List every line below containing "source".

Figure content listings:
━━━━

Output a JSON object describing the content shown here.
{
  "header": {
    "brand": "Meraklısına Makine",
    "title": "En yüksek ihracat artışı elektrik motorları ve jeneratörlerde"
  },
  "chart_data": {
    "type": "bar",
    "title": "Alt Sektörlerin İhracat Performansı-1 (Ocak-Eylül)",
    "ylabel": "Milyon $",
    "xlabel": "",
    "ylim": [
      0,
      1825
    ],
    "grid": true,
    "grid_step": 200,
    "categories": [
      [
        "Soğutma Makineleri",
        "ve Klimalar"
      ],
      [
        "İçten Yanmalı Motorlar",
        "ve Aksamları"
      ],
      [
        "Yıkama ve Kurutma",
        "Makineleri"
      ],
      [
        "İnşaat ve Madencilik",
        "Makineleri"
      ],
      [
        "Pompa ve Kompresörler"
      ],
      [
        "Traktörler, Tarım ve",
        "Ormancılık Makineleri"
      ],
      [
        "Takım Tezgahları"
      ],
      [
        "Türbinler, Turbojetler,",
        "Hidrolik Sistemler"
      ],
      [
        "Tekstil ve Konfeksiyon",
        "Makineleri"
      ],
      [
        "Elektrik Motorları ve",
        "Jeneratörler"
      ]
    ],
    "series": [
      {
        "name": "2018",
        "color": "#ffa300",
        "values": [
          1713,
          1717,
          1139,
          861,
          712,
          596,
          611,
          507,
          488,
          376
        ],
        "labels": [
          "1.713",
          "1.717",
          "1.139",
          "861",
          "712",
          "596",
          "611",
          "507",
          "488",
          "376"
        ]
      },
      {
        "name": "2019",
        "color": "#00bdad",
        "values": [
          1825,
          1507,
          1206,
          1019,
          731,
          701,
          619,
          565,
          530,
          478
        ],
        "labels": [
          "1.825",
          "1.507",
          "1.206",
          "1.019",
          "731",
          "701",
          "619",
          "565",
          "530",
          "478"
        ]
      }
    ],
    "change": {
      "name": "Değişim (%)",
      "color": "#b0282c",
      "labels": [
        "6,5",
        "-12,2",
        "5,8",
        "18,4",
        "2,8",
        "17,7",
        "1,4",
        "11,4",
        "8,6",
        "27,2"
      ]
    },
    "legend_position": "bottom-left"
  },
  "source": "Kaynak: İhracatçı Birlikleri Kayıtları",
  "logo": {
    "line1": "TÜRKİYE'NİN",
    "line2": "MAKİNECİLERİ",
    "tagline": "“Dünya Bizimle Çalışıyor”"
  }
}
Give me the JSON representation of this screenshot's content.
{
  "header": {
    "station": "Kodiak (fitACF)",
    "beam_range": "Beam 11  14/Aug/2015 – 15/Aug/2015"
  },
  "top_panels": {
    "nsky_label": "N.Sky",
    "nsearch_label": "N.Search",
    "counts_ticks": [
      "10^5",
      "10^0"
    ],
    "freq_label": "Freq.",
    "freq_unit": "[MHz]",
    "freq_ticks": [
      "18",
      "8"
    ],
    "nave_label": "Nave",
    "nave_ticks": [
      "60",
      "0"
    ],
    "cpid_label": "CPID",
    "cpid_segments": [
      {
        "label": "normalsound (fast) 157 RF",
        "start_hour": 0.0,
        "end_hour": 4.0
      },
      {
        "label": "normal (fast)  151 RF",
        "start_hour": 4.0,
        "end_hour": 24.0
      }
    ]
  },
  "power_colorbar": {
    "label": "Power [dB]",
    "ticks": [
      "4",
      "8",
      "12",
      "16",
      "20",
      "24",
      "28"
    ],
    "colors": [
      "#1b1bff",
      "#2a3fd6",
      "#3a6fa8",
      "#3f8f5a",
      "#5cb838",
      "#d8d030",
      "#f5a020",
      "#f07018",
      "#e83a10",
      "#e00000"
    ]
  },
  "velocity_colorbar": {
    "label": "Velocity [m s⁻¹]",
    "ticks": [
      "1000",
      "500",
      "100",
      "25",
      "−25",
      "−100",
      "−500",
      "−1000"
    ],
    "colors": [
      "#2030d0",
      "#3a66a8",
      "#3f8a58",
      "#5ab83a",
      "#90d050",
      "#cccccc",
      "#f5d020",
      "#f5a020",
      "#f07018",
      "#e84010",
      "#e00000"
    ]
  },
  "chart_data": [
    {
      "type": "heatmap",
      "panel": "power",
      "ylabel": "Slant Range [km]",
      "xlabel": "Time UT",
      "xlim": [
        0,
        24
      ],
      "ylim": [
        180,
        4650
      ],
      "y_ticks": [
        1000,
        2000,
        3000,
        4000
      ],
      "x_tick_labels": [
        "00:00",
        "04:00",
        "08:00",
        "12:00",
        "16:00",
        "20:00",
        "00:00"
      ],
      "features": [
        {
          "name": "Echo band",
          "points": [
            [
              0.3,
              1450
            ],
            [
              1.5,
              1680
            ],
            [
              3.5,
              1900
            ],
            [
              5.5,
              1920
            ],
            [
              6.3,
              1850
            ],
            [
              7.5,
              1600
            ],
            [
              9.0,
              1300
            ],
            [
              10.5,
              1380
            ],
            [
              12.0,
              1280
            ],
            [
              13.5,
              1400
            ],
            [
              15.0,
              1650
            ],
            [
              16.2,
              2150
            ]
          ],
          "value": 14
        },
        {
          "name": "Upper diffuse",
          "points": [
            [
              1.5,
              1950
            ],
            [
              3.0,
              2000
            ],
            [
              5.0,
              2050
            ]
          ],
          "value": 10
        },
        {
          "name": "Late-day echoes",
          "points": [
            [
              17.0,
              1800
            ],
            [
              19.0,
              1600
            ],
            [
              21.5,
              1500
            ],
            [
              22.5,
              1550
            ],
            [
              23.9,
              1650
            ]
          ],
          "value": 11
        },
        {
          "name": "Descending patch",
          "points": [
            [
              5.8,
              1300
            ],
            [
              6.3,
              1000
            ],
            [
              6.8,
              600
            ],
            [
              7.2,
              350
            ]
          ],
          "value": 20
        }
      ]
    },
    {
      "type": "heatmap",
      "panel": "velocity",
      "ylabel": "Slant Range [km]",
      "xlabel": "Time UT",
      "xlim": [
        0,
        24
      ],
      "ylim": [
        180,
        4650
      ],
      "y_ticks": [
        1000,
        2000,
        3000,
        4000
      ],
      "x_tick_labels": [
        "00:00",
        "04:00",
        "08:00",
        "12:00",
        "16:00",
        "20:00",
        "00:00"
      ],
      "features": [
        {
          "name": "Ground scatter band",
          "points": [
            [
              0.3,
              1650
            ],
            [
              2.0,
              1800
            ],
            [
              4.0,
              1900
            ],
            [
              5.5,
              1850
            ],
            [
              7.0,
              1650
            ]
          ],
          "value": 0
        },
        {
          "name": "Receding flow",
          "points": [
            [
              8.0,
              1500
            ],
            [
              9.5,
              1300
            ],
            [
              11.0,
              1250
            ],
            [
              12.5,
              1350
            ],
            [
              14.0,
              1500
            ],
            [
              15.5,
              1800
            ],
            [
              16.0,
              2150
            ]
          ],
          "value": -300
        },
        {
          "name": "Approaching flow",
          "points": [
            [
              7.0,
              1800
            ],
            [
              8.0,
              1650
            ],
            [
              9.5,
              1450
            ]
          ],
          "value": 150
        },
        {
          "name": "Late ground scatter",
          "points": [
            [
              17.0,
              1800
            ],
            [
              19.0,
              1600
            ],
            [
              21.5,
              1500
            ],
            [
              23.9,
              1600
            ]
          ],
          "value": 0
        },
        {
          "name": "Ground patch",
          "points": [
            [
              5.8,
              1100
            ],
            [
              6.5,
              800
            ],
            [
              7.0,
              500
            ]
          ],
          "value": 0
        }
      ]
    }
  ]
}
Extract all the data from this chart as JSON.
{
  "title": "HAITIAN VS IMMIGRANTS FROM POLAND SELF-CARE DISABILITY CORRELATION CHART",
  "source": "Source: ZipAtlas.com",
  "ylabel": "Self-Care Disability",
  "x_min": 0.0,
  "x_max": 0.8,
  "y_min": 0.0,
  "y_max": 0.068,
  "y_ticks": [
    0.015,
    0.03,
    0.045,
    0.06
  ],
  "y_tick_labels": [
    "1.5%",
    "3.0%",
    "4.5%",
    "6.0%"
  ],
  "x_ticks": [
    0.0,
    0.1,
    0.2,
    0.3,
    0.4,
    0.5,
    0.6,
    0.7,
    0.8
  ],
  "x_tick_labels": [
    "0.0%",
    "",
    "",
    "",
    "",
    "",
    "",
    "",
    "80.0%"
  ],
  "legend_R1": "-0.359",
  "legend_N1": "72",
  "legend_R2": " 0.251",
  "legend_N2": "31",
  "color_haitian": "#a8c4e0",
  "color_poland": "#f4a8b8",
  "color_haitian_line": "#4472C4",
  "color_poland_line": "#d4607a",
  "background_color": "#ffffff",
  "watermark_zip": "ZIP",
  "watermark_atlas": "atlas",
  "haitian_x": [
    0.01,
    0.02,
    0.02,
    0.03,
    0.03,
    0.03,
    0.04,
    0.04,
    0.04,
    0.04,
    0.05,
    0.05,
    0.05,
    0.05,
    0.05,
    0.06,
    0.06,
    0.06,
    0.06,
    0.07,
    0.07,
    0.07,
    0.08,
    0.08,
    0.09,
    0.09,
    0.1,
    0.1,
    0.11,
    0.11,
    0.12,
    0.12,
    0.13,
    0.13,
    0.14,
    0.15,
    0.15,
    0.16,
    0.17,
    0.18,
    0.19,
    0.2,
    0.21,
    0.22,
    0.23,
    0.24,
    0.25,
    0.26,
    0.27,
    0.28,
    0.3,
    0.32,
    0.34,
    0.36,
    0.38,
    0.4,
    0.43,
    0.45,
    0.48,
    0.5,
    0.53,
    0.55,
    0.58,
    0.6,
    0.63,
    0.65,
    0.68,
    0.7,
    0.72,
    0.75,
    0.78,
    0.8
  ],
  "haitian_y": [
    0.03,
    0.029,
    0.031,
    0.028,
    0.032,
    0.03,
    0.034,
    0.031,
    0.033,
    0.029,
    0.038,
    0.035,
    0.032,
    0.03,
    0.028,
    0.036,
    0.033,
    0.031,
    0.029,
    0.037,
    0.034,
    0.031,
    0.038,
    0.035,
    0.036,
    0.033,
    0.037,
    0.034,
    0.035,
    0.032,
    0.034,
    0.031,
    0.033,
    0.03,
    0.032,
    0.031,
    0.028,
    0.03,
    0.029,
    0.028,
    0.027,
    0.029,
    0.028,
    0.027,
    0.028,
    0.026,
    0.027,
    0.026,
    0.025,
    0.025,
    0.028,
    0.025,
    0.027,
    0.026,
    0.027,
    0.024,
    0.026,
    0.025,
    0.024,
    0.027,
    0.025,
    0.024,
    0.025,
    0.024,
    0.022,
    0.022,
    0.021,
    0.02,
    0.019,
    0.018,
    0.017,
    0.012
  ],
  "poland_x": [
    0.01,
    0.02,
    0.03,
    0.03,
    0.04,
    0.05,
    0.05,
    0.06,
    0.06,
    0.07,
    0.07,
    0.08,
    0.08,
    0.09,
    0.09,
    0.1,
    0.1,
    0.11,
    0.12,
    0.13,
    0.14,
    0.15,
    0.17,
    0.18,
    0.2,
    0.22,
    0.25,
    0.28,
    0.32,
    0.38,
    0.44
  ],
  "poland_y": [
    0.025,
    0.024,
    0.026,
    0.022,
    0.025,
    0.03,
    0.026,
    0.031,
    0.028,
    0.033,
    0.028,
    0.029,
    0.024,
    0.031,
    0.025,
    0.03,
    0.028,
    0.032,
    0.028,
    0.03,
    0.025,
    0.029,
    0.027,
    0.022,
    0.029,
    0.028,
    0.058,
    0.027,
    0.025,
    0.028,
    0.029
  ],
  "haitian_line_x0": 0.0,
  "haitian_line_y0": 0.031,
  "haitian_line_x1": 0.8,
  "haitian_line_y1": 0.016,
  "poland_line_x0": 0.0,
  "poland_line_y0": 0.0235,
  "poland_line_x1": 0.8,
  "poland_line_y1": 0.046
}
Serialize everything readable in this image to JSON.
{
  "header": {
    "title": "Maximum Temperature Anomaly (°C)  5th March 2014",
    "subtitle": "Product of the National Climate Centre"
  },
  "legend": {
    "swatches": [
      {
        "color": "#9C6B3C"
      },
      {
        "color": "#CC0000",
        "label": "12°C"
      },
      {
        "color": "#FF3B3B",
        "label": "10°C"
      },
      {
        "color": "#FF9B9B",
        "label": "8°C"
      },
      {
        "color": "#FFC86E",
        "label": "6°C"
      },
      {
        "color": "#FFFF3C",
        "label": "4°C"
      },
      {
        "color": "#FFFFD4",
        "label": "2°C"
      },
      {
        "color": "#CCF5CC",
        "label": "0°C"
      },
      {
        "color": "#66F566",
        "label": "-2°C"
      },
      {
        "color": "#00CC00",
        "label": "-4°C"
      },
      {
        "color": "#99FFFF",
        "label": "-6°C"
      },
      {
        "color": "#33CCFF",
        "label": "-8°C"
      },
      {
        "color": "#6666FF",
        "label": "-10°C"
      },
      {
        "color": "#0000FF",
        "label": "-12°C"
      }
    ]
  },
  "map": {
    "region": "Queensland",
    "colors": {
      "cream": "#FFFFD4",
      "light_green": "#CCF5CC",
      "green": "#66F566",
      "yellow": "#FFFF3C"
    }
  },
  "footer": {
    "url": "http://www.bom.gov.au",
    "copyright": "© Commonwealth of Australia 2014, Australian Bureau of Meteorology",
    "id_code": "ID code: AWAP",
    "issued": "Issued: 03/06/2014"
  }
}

━━━━

RESULT:
  "source": "Kaynak: İhracatçı Birlikleri Kayıtları",
  "source": "Source: ZipAtlas.com",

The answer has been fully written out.